Images must not appear in your copy; reproduce every other part of the records exactly.

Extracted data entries
>>>

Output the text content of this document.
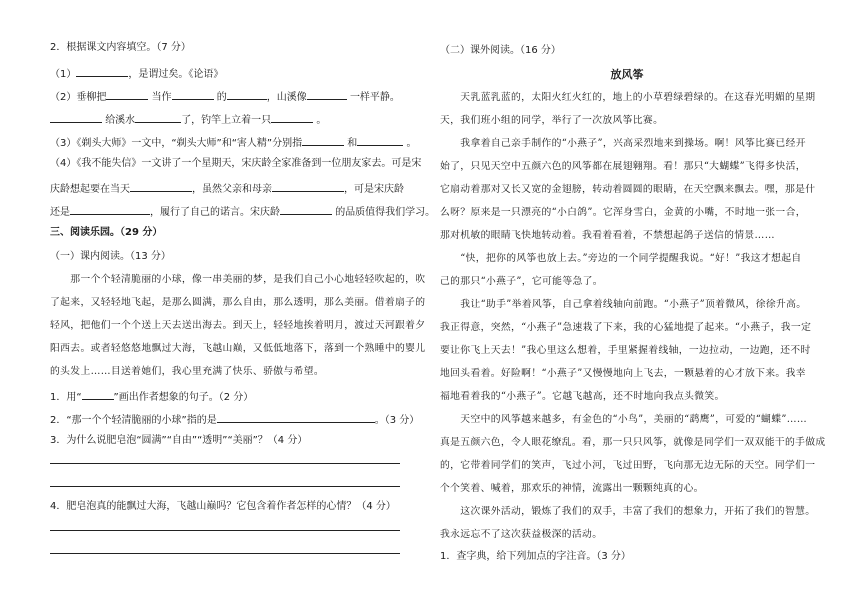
2．根据课文内容填空。（7 分）
（1）	，是谓过矣。《论语》
（2）垂柳把	当作	的	，山溪像	一样平静。
给溪水	了，钓竿上立着一只	。
（3）《剃头大师》一文中，“剃头大师”和“害人精”分别指	和	。
（4）《我不能失信》一文讲了一个星期天，宋庆龄全家准备到一位朋友家去。可是宋
庆龄想起要在当天	，虽然父亲和母亲	，可是宋庆龄
还是	，履行了自己的诺言。宋庆龄	的品质值得我们学习。
三、阅读乐园。（29 分）
（一）课内阅读。（13 分）
　　那一个个轻清脆丽的小球，像一串美丽的梦，是我们自己小心地轻轻吹起的，吹
了起来，又轻轻地飞起，是那么圆满，那么自由，那么透明，那么美丽。借着扇子的
轻风，把他们一个个送上天去送出海去。到天上，轻轻地挨着明月，渡过天河跟着夕
阳西去。或者轻悠悠地飘过大海，飞越山巅，又低低地落下，落到一个熟睡中的婴儿
的头发上……目送着她们，我心里充满了快乐、骄傲与希望。
1．用“	”画出作者想象的句子。（2 分）
2．“那一个个轻清脆丽的小球”指的是	。（3 分）
3．为什么说肥皂泡“圆满”“自由”“透明”“美丽”？（4 分）
4．肥皂泡真的能飘过大海，飞越山巅吗？它包含着作者怎样的心情？（4 分）
（二）课外阅读。（16 分）
放风筝
　　天乳蓝乳蓝的，太阳火红火红的，地上的小草碧绿碧绿的。在这春光明媚的星期
天，我们班小组的同学，举行了一次放风筝比赛。
　　我拿着自己亲手制作的“小燕子”，兴高采烈地来到操场。啊！风筝比赛已经开
始了，只见天空中五颜六色的风筝都在展翅翱翔。看！那只“大蝴蝶”飞得多快活，
它扇动着那对又长又宽的金翅膀，转动着圆圆的眼睛，在天空飘来飘去。嘿，那是什
么呀？原来是一只漂亮的“小白鸽”。它浑身雪白，金黄的小嘴，不时地一张一合，
那对机敏的眼睛飞快地转动着。我看着看着，不禁想起鸽子送信的情景……
　　“快，把你的风筝也放上去。”旁边的一个同学提醒我说。“好！”我这才想起自
己的那只“小燕子”，它可能等急了。
　　我让“助手”举着风筝，自己拿着线轴向前跑。“小燕子”顶着微风，徐徐升高。
我正得意，突然，“小燕子”急速栽了下来，我的心猛地提了起来。“小燕子，我一定
要让你飞上天去！”我心里这么想着，手里紧握着线轴，一边拉动，一边跑，还不时
地回头看着。好险啊！“小燕子”又慢慢地向上飞去，一颗悬着的心才放下来。我幸
福地看着我的“小燕子”。它越飞越高，还不时地向我点头微笑。
　　天空中的风筝越来越多，有金色的“小鸟”，美丽的“鹞鹰”，可爱的“蝴蝶”……
真是五颜六色，令人眼花缭乱。看，那一只只风筝，就像是同学们一双双能干的手做成
的，它带着同学们的笑声，飞过小河，飞过田野，飞向那无边无际的天空。同学们一
个个笑着、喊着，那欢乐的神情，流露出一颗颗纯真的心。
　　这次课外活动，锻炼了我们的双手，丰富了我们的想象力，开拓了我们的智慧。
我永远忘不了这次获益极深的活动。
1．查字典，给下列加点的字注音。（3 分）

<<<

• [Written answer]:
Output the text content of this document.
2．根据课文内容填空。（7 分）
（1）	，是谓过矣。《论语》
（2）垂柳把	当作	的	，山溪像	一样平静。
给溪水	了，钓竿上立着一只	。
（3）《剃头大师》一文中，“剃头大师”和“害人精”分别指	和	。
（4）《我不能失信》一文讲了一个星期天，宋庆龄全家准备到一位朋友家去。可是宋
庆龄想起要在当天	，虽然父亲和母亲	，可是宋庆龄
还是	，履行了自己的诺言。宋庆龄	的品质值得我们学习。
三、阅读乐园。（29 分）
（一）课内阅读。（13 分）
　　那一个个轻清脆丽的小球，像一串美丽的梦，是我们自己小心地轻轻吹起的，吹
了起来，又轻轻地飞起，是那么圆满，那么自由，那么透明，那么美丽。借着扇子的
轻风，把他们一个个送上天去送出海去。到天上，轻轻地挨着明月，渡过天河跟着夕
阳西去。或者轻悠悠地飘过大海，飞越山巅，又低低地落下，落到一个熟睡中的婴儿
的头发上……目送着她们，我心里充满了快乐、骄傲与希望。
1．用“	”画出作者想象的句子。（2 分）
2．“那一个个轻清脆丽的小球”指的是	。（3 分）
3．为什么说肥皂泡“圆满”“自由”“透明”“美丽”？（4 分）
4．肥皂泡真的能飘过大海，飞越山巅吗？它包含着作者怎样的心情？（4 分）
（二）课外阅读。（16 分）
放风筝
　　天乳蓝乳蓝的，太阳火红火红的，地上的小草碧绿碧绿的。在这春光明媚的星期
天，我们班小组的同学，举行了一次放风筝比赛。
　　我拿着自己亲手制作的“小燕子”，兴高采烈地来到操场。啊！风筝比赛已经开
始了，只见天空中五颜六色的风筝都在展翅翱翔。看！那只“大蝴蝶”飞得多快活，
它扇动着那对又长又宽的金翅膀，转动着圆圆的眼睛，在天空飘来飘去。嘿，那是什
么呀？原来是一只漂亮的“小白鸽”。它浑身雪白，金黄的小嘴，不时地一张一合，
那对机敏的眼睛飞快地转动着。我看着看着，不禁想起鸽子送信的情景……
　　“快，把你的风筝也放上去。”旁边的一个同学提醒我说。“好！”我这才想起自
己的那只“小燕子”，它可能等急了。
　　我让“助手”举着风筝，自己拿着线轴向前跑。“小燕子”顶着微风，徐徐升高。
我正得意，突然，“小燕子”急速栽了下来，我的心猛地提了起来。“小燕子，我一定
要让你飞上天去！”我心里这么想着，手里紧握着线轴，一边拉动，一边跑，还不时
地回头看着。好险啊！“小燕子”又慢慢地向上飞去，一颗悬着的心才放下来。我幸
福地看着我的“小燕子”。它越飞越高，还不时地向我点头微笑。
　　天空中的风筝越来越多，有金色的“小鸟”，美丽的“鹞鹰”，可爱的“蝴蝶”……
真是五颜六色，令人眼花缭乱。看，那一只只风筝，就像是同学们一双双能干的手做成
的，它带着同学们的笑声，飞过小河，飞过田野，飞向那无边无际的天空。同学们一
个个笑着、喊着，那欢乐的神情，流露出一颗颗纯真的心。
　　这次课外活动，锻炼了我们的双手，丰富了我们的想象力，开拓了我们的智慧。
我永远忘不了这次获益极深的活动。
1．查字典，给下列加点的字注音。（3 分）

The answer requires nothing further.